**WRITTEN PROBLEM**. Pull every line containing "direction" out of the material below.

**Records**.
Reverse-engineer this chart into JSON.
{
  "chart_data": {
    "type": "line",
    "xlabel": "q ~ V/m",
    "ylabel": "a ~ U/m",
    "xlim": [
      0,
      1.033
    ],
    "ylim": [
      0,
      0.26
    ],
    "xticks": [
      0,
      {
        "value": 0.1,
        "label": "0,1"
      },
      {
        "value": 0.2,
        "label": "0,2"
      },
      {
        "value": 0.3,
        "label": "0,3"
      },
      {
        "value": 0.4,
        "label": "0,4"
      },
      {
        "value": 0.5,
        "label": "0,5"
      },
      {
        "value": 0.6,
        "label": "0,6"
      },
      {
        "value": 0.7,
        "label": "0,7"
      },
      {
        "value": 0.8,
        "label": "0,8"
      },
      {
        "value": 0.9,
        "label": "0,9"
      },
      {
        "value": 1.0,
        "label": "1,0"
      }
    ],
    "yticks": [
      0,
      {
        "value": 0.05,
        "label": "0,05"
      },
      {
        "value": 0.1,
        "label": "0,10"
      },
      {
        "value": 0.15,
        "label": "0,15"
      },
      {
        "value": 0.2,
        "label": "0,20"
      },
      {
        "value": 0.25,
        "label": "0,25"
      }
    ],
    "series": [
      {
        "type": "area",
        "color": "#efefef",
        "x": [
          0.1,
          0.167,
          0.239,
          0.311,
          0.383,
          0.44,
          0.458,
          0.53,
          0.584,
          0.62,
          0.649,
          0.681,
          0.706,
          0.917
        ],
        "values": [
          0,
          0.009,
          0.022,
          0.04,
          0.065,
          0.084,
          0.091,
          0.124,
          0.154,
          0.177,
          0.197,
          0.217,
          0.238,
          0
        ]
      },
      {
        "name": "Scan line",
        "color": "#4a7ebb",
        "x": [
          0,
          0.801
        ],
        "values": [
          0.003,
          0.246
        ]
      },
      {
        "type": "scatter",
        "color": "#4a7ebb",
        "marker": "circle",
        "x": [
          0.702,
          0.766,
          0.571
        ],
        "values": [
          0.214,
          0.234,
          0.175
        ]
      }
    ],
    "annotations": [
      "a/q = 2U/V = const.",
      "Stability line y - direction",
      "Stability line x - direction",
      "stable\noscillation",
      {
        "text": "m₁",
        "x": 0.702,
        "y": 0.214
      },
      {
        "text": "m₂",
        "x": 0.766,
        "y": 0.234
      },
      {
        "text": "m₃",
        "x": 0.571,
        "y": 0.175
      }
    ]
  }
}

**FINAL RESULT**.
      "Stability line y - direction",
      "Stability line x - direction",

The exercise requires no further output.